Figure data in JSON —

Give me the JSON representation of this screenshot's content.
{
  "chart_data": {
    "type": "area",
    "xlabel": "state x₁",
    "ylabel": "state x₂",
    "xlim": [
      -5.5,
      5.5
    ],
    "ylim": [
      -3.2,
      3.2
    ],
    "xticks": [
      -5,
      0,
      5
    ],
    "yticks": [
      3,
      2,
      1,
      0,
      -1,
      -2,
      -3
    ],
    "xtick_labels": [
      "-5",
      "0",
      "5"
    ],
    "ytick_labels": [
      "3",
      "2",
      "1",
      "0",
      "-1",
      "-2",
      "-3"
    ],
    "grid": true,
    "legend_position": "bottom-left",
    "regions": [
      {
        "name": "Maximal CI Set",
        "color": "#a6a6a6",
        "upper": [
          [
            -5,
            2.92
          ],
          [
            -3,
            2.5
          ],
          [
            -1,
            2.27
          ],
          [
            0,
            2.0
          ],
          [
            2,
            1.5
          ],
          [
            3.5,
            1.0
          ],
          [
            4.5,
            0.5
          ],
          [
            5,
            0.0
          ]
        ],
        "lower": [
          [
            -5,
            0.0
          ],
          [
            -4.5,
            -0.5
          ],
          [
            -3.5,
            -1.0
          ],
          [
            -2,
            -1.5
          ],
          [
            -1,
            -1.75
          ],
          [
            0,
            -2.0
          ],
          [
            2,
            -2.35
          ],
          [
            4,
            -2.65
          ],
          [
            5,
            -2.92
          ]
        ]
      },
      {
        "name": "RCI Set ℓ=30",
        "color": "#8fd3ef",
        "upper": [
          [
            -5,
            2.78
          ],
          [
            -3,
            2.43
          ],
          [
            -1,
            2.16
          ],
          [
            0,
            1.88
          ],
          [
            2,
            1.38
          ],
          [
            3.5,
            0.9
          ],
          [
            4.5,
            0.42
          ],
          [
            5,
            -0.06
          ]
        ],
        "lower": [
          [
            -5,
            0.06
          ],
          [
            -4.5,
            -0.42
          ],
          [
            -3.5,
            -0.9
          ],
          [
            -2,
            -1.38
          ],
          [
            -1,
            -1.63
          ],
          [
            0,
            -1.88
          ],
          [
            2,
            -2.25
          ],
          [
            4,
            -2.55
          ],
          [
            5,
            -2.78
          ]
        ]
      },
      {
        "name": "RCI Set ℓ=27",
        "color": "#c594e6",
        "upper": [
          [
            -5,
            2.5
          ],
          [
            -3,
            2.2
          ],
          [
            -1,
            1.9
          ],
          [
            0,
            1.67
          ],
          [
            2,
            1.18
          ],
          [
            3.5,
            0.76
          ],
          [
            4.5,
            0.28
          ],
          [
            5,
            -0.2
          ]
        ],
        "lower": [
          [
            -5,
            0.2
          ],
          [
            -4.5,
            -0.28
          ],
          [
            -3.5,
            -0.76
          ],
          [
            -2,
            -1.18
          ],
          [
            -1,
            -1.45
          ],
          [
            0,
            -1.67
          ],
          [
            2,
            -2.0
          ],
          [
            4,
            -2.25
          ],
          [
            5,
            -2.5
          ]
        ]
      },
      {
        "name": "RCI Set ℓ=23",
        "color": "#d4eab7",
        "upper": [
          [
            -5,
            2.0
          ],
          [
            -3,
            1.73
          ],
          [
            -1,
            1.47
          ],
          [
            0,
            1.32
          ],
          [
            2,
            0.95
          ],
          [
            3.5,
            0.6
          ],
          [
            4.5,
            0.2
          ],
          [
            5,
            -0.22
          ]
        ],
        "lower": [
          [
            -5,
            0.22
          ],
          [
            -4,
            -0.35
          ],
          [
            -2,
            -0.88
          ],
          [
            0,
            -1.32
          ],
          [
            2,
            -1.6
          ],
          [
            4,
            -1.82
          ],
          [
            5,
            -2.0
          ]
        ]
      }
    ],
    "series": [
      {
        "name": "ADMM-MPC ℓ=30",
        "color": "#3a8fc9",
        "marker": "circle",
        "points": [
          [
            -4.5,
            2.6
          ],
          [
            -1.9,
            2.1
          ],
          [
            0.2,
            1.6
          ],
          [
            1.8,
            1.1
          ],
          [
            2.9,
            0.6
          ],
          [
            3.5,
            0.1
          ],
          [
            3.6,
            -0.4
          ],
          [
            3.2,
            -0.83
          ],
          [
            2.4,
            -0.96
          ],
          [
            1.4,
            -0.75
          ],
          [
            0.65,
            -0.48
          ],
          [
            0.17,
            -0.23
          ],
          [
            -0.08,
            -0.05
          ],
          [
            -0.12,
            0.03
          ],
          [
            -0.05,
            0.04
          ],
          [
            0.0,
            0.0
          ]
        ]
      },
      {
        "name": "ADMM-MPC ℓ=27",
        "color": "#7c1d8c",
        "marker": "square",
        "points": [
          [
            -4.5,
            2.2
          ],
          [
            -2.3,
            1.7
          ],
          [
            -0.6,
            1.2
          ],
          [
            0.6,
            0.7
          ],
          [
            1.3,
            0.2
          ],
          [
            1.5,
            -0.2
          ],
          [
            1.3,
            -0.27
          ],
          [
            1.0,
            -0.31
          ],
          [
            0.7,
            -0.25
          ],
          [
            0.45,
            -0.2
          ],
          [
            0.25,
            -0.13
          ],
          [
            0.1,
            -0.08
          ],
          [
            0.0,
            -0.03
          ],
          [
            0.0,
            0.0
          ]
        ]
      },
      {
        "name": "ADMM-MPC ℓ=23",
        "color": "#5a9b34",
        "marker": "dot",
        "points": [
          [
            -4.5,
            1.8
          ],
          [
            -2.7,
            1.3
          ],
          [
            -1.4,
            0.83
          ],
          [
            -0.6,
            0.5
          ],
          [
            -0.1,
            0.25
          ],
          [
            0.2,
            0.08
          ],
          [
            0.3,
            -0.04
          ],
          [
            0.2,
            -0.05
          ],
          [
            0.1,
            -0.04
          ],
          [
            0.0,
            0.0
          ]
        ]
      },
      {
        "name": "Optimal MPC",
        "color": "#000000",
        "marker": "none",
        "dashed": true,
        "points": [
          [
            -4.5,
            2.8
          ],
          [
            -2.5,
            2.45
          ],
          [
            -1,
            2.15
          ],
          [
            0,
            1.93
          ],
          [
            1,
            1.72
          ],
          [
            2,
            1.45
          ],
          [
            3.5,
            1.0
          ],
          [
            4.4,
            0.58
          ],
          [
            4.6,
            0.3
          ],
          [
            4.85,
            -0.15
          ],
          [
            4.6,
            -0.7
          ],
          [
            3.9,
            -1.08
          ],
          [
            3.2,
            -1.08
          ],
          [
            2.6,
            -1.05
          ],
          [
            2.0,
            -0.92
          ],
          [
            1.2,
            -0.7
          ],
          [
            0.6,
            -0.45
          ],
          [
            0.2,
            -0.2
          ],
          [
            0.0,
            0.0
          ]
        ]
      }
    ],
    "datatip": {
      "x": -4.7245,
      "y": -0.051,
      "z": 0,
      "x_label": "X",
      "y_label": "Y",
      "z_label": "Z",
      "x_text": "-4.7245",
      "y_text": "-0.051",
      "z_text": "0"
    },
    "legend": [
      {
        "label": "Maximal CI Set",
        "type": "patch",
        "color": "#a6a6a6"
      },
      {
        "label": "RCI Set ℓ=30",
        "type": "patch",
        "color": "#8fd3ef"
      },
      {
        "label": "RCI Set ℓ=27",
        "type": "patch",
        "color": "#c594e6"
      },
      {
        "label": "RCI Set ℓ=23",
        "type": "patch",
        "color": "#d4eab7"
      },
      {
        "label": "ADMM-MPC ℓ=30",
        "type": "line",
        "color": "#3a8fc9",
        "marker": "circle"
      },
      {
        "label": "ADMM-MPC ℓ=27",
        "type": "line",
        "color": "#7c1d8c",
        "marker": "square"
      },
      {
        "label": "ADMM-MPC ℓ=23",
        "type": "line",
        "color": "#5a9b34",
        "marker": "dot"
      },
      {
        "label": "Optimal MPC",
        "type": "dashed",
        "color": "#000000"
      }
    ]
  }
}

Exercise prompt —
From the entries, copy out each line containing the word "ADMM".

Exercise response —
        "name": "ADMM-MPC ℓ=30",
        "name": "ADMM-MPC ℓ=27",
        "name": "ADMM-MPC ℓ=23",
        "label": "ADMM-MPC ℓ=30",
        "label": "ADMM-MPC ℓ=27",
        "label": "ADMM-MPC ℓ=23",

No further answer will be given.